#### EXERCISE BRIEF:
Copy the data that follows, character for character, minus the pictures.

#### MATERIAL FOR THIS TASK:
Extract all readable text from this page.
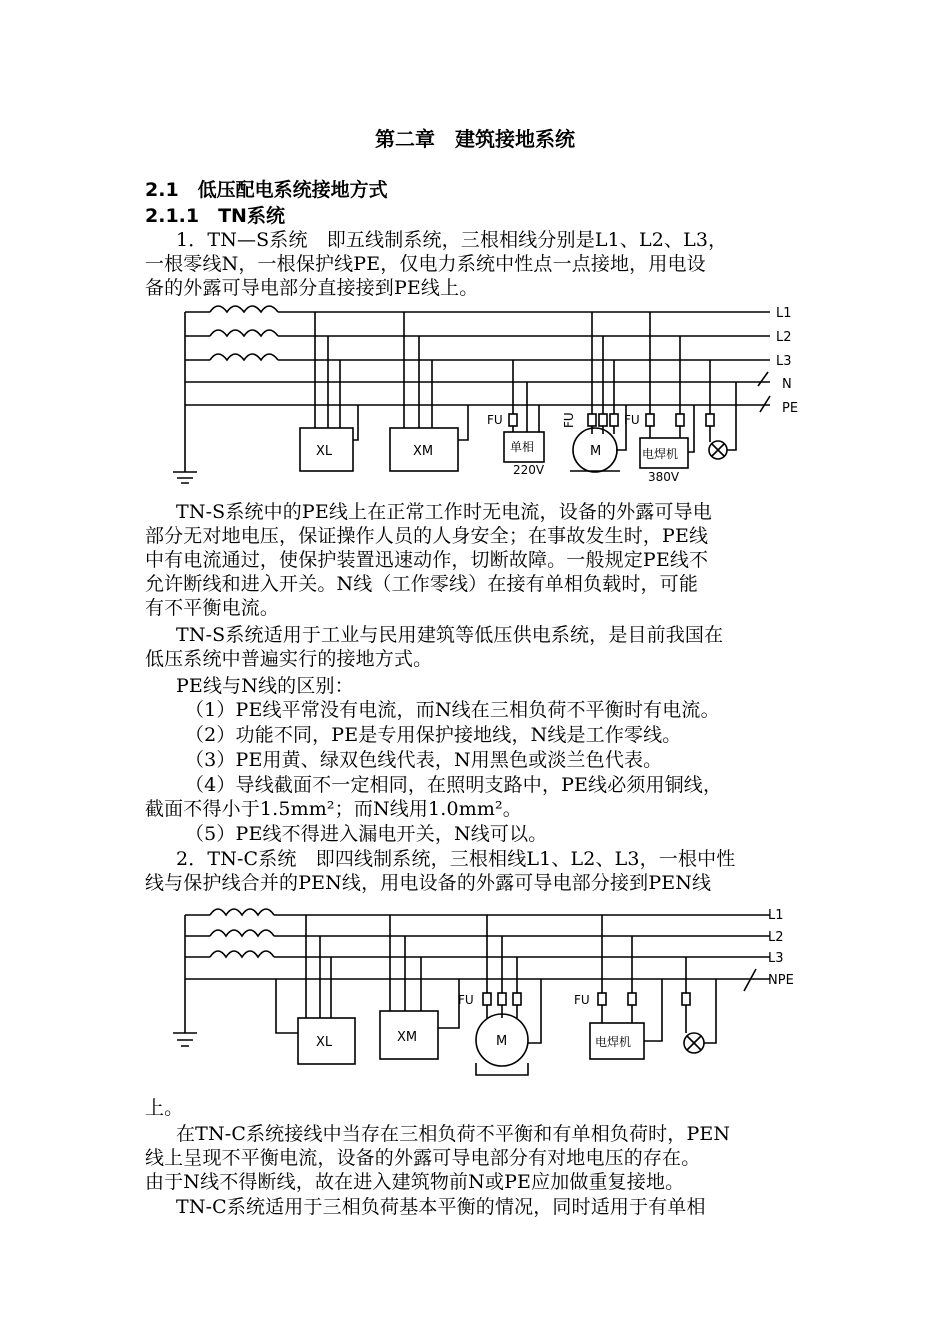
第二章　建筑接地系统
2.1　低压配电系统接地方式
2.1.1　TN系统
1．TN—S系统　即五线制系统，三根相线分别是L1、L2、L3，
一根零线N，一根保护线PE，仅电力系统中性点一点接地，用电设
备的外露可导电部分直接接到PE线上。
L1
L2
L3
N
PE
XL	XM	单相	M	电焊机
FU	FU	FU
220V	380V
TN-S系统中的PE线上在正常工作时无电流，设备的外露可导电
部分无对地电压，保证操作人员的人身安全；在事故发生时，PE线
中有电流通过，使保护装置迅速动作，切断故障。一般规定PE线不
允许断线和进入开关。N线（工作零线）在接有单相负载时，可能
有不平衡电流。
TN-S系统适用于工业与民用建筑等低压供电系统，是目前我国在
低压系统中普遍实行的接地方式。
PE线与N线的区别：
（1）PE线平常没有电流，而N线在三相负荷不平衡时有电流。
（2）功能不同，PE是专用保护接地线，N线是工作零线。
（3）PE用黄、绿双色线代表，N用黑色或淡兰色代表。
（4）导线截面不一定相同，在照明支路中，PE线必须用铜线，
截面不得小于1.5mm²；而N线用1.0mm²。
（5）PE线不得进入漏电开关，N线可以。
2．TN-C系统　即四线制系统，三根相线L1、L2、L3，一根中性
线与保护线合并的PEN线，用电设备的外露可导电部分接到PEN线
L1
L2
L3
NPE
XL	XM	M	电焊机
FU	FU
上。
在TN-C系统接线中当存在三相负荷不平衡和有单相负荷时，PEN
线上呈现不平衡电流，设备的外露可导电部分有对地电压的存在。
由于N线不得断线，故在进入建筑物前N或PE应加做重复接地。
TN-C系统适用于三相负荷基本平衡的情况，同时适用于有单相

#### WRITTEN RESPONSE:
Extract all readable text from this page.
第二章　建筑接地系统
2.1　低压配电系统接地方式
2.1.1　TN系统
1．TN—S系统　即五线制系统，三根相线分别是L1、L2、L3，
一根零线N，一根保护线PE，仅电力系统中性点一点接地，用电设
备的外露可导电部分直接接到PE线上。
L1
L2
L3
N
PE
XL	XM	单相	M	电焊机
FU	FU	FU
220V	380V
TN-S系统中的PE线上在正常工作时无电流，设备的外露可导电
部分无对地电压，保证操作人员的人身安全；在事故发生时，PE线
中有电流通过，使保护装置迅速动作，切断故障。一般规定PE线不
允许断线和进入开关。N线（工作零线）在接有单相负载时，可能
有不平衡电流。
TN-S系统适用于工业与民用建筑等低压供电系统，是目前我国在
低压系统中普遍实行的接地方式。
PE线与N线的区别：
（1）PE线平常没有电流，而N线在三相负荷不平衡时有电流。
（2）功能不同，PE是专用保护接地线，N线是工作零线。
（3）PE用黄、绿双色线代表，N用黑色或淡兰色代表。
（4）导线截面不一定相同，在照明支路中，PE线必须用铜线，
截面不得小于1.5mm²；而N线用1.0mm²。
（5）PE线不得进入漏电开关，N线可以。
2．TN-C系统　即四线制系统，三根相线L1、L2、L3，一根中性
线与保护线合并的PEN线，用电设备的外露可导电部分接到PEN线
L1
L2
L3
NPE
XL	XM	M	电焊机
FU	FU
上。
在TN-C系统接线中当存在三相负荷不平衡和有单相负荷时，PEN
线上呈现不平衡电流，设备的外露可导电部分有对地电压的存在。
由于N线不得断线，故在进入建筑物前N或PE应加做重复接地。
TN-C系统适用于三相负荷基本平衡的情况，同时适用于有单相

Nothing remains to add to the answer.